- _Given information_
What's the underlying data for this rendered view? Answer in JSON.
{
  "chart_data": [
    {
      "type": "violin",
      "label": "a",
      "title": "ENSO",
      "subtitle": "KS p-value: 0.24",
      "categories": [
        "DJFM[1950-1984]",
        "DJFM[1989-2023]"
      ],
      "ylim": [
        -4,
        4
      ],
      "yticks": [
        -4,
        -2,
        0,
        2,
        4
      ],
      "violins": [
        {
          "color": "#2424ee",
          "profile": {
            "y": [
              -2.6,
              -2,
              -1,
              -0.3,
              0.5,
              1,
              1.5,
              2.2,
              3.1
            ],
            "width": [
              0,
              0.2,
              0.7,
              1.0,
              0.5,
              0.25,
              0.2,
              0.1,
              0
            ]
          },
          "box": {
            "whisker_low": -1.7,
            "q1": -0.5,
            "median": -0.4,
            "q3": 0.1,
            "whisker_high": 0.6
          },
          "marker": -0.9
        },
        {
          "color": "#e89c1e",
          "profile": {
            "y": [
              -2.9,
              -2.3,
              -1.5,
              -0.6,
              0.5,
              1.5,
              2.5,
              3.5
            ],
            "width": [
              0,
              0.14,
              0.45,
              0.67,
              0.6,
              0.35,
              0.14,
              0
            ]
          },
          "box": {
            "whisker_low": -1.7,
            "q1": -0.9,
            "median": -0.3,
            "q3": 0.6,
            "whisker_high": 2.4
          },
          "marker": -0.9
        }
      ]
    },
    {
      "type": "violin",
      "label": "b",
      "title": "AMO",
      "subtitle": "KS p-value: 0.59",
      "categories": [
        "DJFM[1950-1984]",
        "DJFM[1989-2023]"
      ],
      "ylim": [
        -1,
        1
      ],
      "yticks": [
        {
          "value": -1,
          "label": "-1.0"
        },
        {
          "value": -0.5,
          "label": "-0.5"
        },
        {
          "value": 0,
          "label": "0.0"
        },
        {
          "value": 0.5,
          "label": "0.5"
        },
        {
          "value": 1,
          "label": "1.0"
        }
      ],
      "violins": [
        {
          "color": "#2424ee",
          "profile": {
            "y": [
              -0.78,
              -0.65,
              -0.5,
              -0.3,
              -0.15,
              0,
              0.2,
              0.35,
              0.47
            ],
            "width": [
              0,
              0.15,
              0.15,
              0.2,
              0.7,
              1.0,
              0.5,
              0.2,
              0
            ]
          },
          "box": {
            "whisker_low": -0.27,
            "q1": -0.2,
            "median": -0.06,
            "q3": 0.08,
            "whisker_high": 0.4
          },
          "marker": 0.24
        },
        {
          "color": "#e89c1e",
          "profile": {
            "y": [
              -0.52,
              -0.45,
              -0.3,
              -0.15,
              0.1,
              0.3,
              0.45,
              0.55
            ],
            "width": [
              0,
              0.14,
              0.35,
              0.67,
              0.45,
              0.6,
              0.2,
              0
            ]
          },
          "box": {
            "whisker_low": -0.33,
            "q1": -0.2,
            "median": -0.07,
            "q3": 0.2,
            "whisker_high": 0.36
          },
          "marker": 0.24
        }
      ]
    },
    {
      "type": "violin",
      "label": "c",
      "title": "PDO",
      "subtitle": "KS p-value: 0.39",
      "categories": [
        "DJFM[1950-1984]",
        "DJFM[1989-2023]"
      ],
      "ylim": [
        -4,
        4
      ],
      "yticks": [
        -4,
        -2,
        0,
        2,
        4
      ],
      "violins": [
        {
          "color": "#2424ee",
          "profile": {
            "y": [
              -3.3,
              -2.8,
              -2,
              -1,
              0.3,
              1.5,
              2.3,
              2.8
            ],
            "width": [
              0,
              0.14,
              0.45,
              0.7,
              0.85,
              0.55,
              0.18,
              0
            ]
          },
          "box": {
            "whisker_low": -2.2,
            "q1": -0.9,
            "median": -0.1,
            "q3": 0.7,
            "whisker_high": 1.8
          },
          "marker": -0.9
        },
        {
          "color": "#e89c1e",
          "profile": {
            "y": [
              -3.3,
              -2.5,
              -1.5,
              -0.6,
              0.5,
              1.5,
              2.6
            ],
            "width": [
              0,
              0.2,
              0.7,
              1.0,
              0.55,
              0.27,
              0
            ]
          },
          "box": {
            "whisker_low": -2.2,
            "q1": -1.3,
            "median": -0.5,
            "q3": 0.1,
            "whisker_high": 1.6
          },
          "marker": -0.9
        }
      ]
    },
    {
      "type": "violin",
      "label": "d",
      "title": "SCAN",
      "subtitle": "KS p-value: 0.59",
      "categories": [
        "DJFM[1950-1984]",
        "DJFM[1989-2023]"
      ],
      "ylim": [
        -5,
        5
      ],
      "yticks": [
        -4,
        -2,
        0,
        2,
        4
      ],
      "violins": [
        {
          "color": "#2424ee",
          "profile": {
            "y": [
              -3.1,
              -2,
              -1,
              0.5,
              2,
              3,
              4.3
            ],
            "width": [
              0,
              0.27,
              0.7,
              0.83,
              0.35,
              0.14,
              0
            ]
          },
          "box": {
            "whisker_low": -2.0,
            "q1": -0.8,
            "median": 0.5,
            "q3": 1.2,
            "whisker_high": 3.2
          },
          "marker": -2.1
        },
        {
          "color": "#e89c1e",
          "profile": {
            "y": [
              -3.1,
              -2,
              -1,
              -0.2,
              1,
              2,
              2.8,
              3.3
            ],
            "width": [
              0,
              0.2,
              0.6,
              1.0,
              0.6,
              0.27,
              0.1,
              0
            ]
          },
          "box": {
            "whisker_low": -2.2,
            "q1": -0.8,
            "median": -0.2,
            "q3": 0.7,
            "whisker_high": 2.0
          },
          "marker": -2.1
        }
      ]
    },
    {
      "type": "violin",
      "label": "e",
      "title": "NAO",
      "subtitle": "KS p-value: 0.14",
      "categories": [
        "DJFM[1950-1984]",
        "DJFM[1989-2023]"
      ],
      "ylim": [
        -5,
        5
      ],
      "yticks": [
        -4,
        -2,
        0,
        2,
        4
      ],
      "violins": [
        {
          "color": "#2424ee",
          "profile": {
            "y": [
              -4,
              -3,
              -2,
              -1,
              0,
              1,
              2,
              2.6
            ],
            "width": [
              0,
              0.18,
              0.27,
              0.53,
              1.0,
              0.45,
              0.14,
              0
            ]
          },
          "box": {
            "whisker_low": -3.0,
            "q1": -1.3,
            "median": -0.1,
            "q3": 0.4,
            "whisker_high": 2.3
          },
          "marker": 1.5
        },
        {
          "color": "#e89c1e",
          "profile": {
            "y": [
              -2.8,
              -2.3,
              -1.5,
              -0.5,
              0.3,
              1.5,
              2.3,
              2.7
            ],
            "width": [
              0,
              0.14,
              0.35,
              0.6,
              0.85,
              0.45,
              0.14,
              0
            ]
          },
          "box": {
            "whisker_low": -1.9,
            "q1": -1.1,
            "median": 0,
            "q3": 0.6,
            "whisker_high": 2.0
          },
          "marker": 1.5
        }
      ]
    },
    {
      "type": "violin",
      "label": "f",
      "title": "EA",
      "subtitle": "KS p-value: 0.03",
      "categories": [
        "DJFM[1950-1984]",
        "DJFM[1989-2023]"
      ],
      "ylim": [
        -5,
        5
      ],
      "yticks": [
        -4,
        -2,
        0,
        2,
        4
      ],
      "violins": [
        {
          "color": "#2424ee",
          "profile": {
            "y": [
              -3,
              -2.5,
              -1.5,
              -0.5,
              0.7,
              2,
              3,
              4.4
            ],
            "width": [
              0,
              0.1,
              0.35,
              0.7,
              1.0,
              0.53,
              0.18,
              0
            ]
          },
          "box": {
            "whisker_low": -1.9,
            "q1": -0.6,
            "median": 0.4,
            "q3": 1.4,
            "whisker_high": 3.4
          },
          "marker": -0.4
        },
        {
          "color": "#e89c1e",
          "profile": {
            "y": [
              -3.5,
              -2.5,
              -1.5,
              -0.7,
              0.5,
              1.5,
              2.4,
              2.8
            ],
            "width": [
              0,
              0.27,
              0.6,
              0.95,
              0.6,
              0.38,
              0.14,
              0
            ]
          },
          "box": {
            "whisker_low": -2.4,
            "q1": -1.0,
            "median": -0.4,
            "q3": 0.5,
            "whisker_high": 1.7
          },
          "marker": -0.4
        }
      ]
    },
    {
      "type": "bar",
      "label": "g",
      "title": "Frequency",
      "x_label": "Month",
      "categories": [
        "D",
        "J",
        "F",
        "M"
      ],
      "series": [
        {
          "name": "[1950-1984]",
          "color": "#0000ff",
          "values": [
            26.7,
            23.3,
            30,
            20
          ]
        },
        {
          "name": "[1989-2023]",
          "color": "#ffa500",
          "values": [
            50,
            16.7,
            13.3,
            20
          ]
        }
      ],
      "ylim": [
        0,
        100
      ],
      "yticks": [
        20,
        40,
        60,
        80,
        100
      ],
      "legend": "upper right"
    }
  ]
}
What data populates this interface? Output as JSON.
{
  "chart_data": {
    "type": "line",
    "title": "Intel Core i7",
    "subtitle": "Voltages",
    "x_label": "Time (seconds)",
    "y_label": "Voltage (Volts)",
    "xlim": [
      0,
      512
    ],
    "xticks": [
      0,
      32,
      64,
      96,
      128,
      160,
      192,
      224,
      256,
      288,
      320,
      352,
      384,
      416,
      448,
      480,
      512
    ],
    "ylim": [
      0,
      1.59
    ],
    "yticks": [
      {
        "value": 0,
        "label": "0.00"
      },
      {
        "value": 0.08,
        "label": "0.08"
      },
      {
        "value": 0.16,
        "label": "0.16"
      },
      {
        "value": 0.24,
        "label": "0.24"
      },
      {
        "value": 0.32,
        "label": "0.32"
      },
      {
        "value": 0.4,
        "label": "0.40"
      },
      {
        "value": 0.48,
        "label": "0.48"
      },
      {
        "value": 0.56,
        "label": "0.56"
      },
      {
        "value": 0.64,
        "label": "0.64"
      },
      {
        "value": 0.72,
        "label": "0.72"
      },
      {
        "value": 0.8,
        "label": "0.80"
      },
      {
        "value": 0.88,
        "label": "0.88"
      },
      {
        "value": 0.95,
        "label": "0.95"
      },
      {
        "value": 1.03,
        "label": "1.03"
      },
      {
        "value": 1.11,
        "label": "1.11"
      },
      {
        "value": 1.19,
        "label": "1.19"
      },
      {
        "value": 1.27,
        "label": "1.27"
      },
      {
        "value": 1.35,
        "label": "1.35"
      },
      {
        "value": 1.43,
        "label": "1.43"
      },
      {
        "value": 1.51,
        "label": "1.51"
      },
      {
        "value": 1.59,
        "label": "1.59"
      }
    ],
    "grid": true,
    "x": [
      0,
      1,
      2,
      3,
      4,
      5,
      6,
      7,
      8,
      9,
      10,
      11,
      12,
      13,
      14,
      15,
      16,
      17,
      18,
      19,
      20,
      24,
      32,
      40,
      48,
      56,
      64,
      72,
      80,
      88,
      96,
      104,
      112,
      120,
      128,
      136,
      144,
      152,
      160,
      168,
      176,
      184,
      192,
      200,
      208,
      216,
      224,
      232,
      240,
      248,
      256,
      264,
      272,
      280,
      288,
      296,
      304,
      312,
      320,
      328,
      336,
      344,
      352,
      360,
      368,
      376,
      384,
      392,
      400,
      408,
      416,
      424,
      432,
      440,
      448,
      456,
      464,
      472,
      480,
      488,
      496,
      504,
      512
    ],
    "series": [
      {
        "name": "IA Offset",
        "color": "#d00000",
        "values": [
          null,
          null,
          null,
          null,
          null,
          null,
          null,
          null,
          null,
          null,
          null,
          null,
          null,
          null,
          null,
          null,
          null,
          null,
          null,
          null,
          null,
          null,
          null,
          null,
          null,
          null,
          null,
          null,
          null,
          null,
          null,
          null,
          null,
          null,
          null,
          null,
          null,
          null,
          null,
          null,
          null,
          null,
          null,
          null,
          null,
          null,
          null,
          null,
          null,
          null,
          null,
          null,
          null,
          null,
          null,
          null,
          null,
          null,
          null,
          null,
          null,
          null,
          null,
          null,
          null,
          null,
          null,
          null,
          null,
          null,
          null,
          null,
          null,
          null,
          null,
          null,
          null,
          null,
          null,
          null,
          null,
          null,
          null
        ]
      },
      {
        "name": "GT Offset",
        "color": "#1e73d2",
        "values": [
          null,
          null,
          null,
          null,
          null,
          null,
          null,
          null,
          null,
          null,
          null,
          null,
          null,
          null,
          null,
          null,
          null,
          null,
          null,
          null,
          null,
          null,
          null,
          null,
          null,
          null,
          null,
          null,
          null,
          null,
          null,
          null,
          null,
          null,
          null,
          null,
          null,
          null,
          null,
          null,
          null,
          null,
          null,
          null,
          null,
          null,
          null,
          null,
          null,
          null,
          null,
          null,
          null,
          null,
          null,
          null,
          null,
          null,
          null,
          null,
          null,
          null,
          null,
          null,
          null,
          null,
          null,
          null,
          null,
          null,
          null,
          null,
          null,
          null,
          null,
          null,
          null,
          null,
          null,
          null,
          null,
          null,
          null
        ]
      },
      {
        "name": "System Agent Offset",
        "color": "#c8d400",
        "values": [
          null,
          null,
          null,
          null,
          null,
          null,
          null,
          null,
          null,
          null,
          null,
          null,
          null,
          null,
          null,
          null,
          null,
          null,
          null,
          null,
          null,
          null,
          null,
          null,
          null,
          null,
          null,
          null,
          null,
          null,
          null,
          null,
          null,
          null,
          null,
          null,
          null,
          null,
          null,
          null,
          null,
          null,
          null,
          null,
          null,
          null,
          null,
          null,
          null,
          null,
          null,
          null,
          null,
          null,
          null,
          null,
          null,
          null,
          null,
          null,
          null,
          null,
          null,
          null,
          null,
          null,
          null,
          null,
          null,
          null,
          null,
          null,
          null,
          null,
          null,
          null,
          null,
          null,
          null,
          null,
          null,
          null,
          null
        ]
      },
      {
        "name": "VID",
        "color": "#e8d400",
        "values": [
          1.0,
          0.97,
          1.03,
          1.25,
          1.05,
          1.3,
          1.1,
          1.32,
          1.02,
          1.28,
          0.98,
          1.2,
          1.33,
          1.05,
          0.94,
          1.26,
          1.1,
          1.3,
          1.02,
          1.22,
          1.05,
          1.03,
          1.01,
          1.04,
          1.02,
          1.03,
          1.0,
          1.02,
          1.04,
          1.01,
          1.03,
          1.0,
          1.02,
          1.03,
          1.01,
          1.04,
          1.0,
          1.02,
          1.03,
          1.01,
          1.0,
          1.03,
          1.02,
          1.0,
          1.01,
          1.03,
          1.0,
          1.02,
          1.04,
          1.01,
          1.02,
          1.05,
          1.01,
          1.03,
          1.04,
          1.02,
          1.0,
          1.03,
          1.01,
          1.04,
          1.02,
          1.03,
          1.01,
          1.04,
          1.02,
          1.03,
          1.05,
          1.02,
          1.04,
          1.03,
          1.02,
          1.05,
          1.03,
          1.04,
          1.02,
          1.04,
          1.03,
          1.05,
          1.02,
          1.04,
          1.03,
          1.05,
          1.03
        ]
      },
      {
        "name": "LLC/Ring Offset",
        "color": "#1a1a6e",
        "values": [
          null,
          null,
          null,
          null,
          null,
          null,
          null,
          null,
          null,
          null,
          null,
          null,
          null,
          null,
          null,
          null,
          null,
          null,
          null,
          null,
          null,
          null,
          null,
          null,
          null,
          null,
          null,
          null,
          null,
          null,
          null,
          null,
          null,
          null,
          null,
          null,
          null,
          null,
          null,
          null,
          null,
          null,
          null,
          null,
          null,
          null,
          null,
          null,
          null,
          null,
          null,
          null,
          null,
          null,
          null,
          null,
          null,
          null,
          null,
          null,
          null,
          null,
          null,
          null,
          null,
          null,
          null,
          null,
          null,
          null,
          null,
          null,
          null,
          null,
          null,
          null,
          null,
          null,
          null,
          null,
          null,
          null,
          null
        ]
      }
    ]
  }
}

- _Task statement_
Whichever lines contain the string "this", select and copy them.

- _Task output_
What's the underlying data for this rendered view? Answer in JSON.
What data populates this interface? Output as JSON.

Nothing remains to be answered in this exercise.